### Work instructions
From the line with "Give me a plain-text" through the final line, please write out the listing exactly, including both of those lines.

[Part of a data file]
══════

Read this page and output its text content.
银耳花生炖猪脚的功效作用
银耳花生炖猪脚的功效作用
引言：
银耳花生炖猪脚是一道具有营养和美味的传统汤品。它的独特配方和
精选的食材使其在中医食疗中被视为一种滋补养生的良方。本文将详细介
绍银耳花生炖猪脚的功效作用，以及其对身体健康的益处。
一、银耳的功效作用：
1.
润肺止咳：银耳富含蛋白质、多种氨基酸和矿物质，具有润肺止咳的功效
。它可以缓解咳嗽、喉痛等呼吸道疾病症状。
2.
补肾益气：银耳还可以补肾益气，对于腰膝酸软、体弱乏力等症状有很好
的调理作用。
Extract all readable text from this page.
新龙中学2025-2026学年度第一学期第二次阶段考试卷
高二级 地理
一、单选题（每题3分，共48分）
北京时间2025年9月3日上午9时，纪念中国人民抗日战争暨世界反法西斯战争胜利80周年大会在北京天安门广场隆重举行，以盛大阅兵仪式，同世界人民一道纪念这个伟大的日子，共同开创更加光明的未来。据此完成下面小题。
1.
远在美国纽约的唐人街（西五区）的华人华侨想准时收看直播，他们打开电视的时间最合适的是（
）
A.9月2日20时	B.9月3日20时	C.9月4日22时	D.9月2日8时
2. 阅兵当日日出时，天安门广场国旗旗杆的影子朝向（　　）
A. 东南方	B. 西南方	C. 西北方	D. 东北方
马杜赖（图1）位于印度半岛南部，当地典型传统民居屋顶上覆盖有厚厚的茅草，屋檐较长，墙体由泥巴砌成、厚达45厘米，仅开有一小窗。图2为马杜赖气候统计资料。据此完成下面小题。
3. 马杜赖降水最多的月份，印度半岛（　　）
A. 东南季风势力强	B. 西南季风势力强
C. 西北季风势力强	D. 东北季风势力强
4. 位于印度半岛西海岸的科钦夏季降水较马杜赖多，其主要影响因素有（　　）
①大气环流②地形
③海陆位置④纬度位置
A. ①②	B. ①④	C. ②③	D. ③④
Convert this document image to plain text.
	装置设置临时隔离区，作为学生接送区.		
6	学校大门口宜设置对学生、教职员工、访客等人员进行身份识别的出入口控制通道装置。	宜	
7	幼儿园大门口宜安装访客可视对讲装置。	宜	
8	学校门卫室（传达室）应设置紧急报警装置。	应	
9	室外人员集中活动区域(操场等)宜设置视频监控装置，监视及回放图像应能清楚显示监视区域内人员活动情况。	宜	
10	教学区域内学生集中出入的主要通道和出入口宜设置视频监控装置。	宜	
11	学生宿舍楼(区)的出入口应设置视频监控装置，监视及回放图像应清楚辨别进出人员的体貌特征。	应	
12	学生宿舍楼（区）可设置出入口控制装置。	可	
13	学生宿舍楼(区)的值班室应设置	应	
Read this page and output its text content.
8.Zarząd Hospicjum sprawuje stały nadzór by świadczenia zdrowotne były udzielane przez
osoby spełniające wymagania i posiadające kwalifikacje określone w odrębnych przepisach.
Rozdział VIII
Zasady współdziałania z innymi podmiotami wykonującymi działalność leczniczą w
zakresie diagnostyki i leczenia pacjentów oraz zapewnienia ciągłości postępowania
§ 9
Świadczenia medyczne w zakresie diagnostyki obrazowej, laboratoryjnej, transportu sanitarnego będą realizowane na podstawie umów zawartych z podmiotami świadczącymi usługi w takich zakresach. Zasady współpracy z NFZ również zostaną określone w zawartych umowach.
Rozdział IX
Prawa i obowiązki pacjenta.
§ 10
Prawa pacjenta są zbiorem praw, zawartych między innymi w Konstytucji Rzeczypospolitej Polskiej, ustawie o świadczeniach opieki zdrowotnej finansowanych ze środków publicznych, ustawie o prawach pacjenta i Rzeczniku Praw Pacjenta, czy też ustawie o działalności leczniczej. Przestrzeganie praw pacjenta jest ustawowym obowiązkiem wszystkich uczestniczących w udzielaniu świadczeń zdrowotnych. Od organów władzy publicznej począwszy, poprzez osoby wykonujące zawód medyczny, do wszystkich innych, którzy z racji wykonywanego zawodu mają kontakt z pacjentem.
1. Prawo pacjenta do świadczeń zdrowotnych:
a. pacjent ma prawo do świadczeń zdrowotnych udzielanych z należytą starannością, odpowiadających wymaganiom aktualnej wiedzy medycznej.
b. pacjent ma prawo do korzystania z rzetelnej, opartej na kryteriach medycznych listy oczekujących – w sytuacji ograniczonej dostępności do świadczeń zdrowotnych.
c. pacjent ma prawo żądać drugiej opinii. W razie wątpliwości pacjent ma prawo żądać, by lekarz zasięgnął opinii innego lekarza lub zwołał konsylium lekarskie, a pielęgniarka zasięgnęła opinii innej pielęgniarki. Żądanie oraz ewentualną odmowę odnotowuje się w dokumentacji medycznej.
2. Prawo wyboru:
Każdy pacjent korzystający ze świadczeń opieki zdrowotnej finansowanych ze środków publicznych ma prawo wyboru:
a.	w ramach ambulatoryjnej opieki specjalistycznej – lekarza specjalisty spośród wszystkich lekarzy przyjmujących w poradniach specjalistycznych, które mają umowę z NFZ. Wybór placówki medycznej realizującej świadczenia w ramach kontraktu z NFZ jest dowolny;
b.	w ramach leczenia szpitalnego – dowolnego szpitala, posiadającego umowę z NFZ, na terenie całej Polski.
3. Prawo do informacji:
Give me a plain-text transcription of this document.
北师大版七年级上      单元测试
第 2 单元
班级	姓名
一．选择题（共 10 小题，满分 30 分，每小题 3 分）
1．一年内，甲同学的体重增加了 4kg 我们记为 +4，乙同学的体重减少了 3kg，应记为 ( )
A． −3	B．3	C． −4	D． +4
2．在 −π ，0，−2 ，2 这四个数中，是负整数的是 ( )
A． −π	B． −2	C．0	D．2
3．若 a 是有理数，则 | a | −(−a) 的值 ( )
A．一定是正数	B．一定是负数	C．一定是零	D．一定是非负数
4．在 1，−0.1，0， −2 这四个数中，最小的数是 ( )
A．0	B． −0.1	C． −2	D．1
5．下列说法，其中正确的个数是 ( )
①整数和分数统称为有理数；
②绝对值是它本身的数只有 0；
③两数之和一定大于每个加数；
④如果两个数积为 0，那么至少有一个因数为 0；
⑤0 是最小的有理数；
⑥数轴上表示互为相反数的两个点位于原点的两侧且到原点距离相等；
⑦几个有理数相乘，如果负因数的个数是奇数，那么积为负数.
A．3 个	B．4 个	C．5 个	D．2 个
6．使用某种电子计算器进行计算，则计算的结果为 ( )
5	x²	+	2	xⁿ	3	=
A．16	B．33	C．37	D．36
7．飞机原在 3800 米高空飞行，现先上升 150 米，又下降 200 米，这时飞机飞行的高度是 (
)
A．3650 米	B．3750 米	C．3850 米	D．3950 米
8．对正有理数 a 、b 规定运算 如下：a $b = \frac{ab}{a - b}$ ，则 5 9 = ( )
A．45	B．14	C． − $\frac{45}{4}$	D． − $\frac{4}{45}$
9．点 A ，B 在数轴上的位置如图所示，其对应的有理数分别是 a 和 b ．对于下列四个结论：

══════

### Task answer
Give me a plain-text transcription of this document.
北师大版七年级上      单元测试
第 2 单元
班级	姓名
一．选择题（共 10 小题，满分 30 分，每小题 3 分）
1．一年内，甲同学的体重增加了 4kg 我们记为 +4，乙同学的体重减少了 3kg，应记为 ( )
A． −3	B．3	C． −4	D． +4
2．在 −π ，0，−2 ，2 这四个数中，是负整数的是 ( )
A． −π	B． −2	C．0	D．2
3．若 a 是有理数，则 | a | −(−a) 的值 ( )
A．一定是正数	B．一定是负数	C．一定是零	D．一定是非负数
4．在 1，−0.1，0， −2 这四个数中，最小的数是 ( )
A．0	B． −0.1	C． −2	D．1
5．下列说法，其中正确的个数是 ( )
①整数和分数统称为有理数；
②绝对值是它本身的数只有 0；
③两数之和一定大于每个加数；
④如果两个数积为 0，那么至少有一个因数为 0；
⑤0 是最小的有理数；
⑥数轴上表示互为相反数的两个点位于原点的两侧且到原点距离相等；
⑦几个有理数相乘，如果负因数的个数是奇数，那么积为负数.
A．3 个	B．4 个	C．5 个	D．2 个
6．使用某种电子计算器进行计算，则计算的结果为 ( )
5	x²	+	2	xⁿ	3	=
A．16	B．33	C．37	D．36
7．飞机原在 3800 米高空飞行，现先上升 150 米，又下降 200 米，这时飞机飞行的高度是 (
)
A．3650 米	B．3750 米	C．3850 米	D．3950 米
8．对正有理数 a 、b 规定运算 如下：a $b = \frac{ab}{a - b}$ ，则 5 9 = ( )
A．45	B．14	C． − $\frac{45}{4}$	D． − $\frac{4}{45}$
9．点 A ，B 在数轴上的位置如图所示，其对应的有理数分别是 a 和 b ．对于下列四个结论：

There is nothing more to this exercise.